■ **EXERCISE DETAILS**:
The listing below is to be output in its exact form.

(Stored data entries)
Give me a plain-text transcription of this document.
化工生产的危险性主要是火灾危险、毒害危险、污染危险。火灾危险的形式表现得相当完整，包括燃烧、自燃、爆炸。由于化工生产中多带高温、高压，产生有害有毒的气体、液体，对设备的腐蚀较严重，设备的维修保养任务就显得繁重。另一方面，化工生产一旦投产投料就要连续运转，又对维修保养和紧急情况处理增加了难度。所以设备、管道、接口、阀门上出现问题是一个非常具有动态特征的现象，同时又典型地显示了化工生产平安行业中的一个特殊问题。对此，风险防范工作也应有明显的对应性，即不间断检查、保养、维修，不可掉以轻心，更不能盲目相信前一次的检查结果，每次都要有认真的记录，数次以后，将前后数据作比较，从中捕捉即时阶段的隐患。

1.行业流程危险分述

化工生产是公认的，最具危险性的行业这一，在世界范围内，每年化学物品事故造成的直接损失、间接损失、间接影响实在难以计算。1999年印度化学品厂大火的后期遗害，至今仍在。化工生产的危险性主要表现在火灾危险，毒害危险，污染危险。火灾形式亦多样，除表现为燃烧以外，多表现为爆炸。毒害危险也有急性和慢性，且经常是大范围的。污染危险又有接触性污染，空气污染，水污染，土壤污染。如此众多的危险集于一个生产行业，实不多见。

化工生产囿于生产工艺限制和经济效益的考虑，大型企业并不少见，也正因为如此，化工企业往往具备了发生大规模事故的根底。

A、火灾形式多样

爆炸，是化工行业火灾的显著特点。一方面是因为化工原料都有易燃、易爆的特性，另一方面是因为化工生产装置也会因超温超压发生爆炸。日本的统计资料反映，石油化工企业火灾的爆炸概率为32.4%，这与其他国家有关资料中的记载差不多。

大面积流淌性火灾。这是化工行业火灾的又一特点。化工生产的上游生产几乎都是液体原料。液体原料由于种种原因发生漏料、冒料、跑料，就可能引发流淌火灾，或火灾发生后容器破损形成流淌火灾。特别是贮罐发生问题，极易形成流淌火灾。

■ **EXERCISE ANSWER**:
Give me a plain-text transcription of this document.
化工生产的危险性主要是火灾危险、毒害危险、污染危险。火灾危险的形式表现得相当完整，包括燃烧、自燃、爆炸。由于化工生产中多带高温、高压，产生有害有毒的气体、液体，对设备的腐蚀较严重，设备的维修保养任务就显得繁重。另一方面，化工生产一旦投产投料就要连续运转，又对维修保养和紧急情况处理增加了难度。所以设备、管道、接口、阀门上出现问题是一个非常具有动态特征的现象，同时又典型地显示了化工生产平安行业中的一个特殊问题。对此，风险防范工作也应有明显的对应性，即不间断检查、保养、维修，不可掉以轻心，更不能盲目相信前一次的检查结果，每次都要有认真的记录，数次以后，将前后数据作比较，从中捕捉即时阶段的隐患。

1.行业流程危险分述

化工生产是公认的，最具危险性的行业这一，在世界范围内，每年化学物品事故造成的直接损失、间接损失、间接影响实在难以计算。1999年印度化学品厂大火的后期遗害，至今仍在。化工生产的危险性主要表现在火灾危险，毒害危险，污染危险。火灾形式亦多样，除表现为燃烧以外，多表现为爆炸。毒害危险也有急性和慢性，且经常是大范围的。污染危险又有接触性污染，空气污染，水污染，土壤污染。如此众多的危险集于一个生产行业，实不多见。

化工生产囿于生产工艺限制和经济效益的考虑，大型企业并不少见，也正因为如此，化工企业往往具备了发生大规模事故的根底。

A、火灾形式多样

爆炸，是化工行业火灾的显著特点。一方面是因为化工原料都有易燃、易爆的特性，另一方面是因为化工生产装置也会因超温超压发生爆炸。日本的统计资料反映，石油化工企业火灾的爆炸概率为32.4%，这与其他国家有关资料中的记载差不多。

大面积流淌性火灾。这是化工行业火灾的又一特点。化工生产的上游生产几乎都是液体原料。液体原料由于种种原因发生漏料、冒料、跑料，就可能引发流淌火灾，或火灾发生后容器破损形成流淌火灾。特别是贮罐发生问题，极易形成流淌火灾。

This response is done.